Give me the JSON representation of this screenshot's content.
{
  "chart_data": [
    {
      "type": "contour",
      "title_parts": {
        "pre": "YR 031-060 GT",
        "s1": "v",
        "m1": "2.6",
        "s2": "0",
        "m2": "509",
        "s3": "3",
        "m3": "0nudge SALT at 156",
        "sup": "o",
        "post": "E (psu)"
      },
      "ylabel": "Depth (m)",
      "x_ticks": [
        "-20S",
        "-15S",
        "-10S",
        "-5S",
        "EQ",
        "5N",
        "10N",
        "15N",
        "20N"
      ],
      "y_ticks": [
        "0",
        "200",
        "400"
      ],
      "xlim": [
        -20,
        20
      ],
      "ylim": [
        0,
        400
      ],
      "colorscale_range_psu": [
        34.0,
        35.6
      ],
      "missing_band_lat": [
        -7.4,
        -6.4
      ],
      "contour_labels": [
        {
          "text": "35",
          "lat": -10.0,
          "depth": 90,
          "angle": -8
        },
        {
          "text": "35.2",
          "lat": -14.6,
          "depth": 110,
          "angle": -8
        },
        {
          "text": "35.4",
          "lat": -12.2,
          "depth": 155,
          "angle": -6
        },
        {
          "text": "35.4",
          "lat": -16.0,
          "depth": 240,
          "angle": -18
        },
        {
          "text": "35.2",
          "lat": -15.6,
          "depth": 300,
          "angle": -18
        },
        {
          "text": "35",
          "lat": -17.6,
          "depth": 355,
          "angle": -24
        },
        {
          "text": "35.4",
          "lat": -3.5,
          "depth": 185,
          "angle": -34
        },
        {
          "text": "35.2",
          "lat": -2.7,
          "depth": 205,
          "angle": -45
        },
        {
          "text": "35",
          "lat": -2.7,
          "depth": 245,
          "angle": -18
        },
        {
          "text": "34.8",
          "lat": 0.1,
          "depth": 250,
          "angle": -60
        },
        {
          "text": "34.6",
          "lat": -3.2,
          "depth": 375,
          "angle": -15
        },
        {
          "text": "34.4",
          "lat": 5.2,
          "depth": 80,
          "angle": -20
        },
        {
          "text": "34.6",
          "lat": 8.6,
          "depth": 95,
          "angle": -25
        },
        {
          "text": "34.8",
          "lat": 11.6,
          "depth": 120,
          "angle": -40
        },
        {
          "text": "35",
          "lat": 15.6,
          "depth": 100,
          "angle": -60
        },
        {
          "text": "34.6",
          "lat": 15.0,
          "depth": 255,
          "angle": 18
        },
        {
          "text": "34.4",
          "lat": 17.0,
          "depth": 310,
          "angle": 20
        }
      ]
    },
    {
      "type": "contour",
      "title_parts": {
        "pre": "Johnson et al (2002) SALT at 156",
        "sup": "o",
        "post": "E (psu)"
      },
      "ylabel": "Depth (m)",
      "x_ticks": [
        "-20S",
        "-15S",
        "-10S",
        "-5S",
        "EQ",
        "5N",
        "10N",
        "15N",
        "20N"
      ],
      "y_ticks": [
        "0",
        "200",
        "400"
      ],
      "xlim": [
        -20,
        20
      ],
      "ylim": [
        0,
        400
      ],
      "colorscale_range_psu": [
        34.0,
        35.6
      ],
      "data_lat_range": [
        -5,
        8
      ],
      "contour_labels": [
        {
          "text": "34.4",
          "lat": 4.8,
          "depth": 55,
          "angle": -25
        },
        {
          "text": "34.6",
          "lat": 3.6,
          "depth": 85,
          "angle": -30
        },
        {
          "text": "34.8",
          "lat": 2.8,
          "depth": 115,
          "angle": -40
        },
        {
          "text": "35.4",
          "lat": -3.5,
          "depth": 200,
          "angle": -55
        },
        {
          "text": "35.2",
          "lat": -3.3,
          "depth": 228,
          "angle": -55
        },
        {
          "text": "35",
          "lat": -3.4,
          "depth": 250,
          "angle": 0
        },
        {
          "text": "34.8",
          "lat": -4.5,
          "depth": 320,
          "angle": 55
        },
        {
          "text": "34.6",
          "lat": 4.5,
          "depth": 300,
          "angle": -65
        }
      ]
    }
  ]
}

▶ _The request_:
Please output the entire listing exactly as it stands.

▶ _Output below_:
Give me the JSON representation of this screenshot's content.
{
  "chart_data": [
    {
      "type": "contour",
      "title_parts": {
        "pre": "YR 031-060 GT",
        "s1": "v",
        "m1": "2.6",
        "s2": "0",
        "m2": "509",
        "s3": "3",
        "m3": "0nudge SALT at 156",
        "sup": "o",
        "post": "E (psu)"
      },
      "ylabel": "Depth (m)",
      "x_ticks": [
        "-20S",
        "-15S",
        "-10S",
        "-5S",
        "EQ",
        "5N",
        "10N",
        "15N",
        "20N"
      ],
      "y_ticks": [
        "0",
        "200",
        "400"
      ],
      "xlim": [
        -20,
        20
      ],
      "ylim": [
        0,
        400
      ],
      "colorscale_range_psu": [
        34.0,
        35.6
      ],
      "missing_band_lat": [
        -7.4,
        -6.4
      ],
      "contour_labels": [
        {
          "text": "35",
          "lat": -10.0,
          "depth": 90,
          "angle": -8
        },
        {
          "text": "35.2",
          "lat": -14.6,
          "depth": 110,
          "angle": -8
        },
        {
          "text": "35.4",
          "lat": -12.2,
          "depth": 155,
          "angle": -6
        },
        {
          "text": "35.4",
          "lat": -16.0,
          "depth": 240,
          "angle": -18
        },
        {
          "text": "35.2",
          "lat": -15.6,
          "depth": 300,
          "angle": -18
        },
        {
          "text": "35",
          "lat": -17.6,
          "depth": 355,
          "angle": -24
        },
        {
          "text": "35.4",
          "lat": -3.5,
          "depth": 185,
          "angle": -34
        },
        {
          "text": "35.2",
          "lat": -2.7,
          "depth": 205,
          "angle": -45
        },
        {
          "text": "35",
          "lat": -2.7,
          "depth": 245,
          "angle": -18
        },
        {
          "text": "34.8",
          "lat": 0.1,
          "depth": 250,
          "angle": -60
        },
        {
          "text": "34.6",
          "lat": -3.2,
          "depth": 375,
          "angle": -15
        },
        {
          "text": "34.4",
          "lat": 5.2,
          "depth": 80,
          "angle": -20
        },
        {
          "text": "34.6",
          "lat": 8.6,
          "depth": 95,
          "angle": -25
        },
        {
          "text": "34.8",
          "lat": 11.6,
          "depth": 120,
          "angle": -40
        },
        {
          "text": "35",
          "lat": 15.6,
          "depth": 100,
          "angle": -60
        },
        {
          "text": "34.6",
          "lat": 15.0,
          "depth": 255,
          "angle": 18
        },
        {
          "text": "34.4",
          "lat": 17.0,
          "depth": 310,
          "angle": 20
        }
      ]
    },
    {
      "type": "contour",
      "title_parts": {
        "pre": "Johnson et al (2002) SALT at 156",
        "sup": "o",
        "post": "E (psu)"
      },
      "ylabel": "Depth (m)",
      "x_ticks": [
        "-20S",
        "-15S",
        "-10S",
        "-5S",
        "EQ",
        "5N",
        "10N",
        "15N",
        "20N"
      ],
      "y_ticks": [
        "0",
        "200",
        "400"
      ],
      "xlim": [
        -20,
        20
      ],
      "ylim": [
        0,
        400
      ],
      "colorscale_range_psu": [
        34.0,
        35.6
      ],
      "data_lat_range": [
        -5,
        8
      ],
      "contour_labels": [
        {
          "text": "34.4",
          "lat": 4.8,
          "depth": 55,
          "angle": -25
        },
        {
          "text": "34.6",
          "lat": 3.6,
          "depth": 85,
          "angle": -30
        },
        {
          "text": "34.8",
          "lat": 2.8,
          "depth": 115,
          "angle": -40
        },
        {
          "text": "35.4",
          "lat": -3.5,
          "depth": 200,
          "angle": -55
        },
        {
          "text": "35.2",
          "lat": -3.3,
          "depth": 228,
          "angle": -55
        },
        {
          "text": "35",
          "lat": -3.4,
          "depth": 250,
          "angle": 0
        },
        {
          "text": "34.8",
          "lat": -4.5,
          "depth": 320,
          "angle": 55
        },
        {
          "text": "34.6",
          "lat": 4.5,
          "depth": 300,
          "angle": -65
        }
      ]
    }
  ]
}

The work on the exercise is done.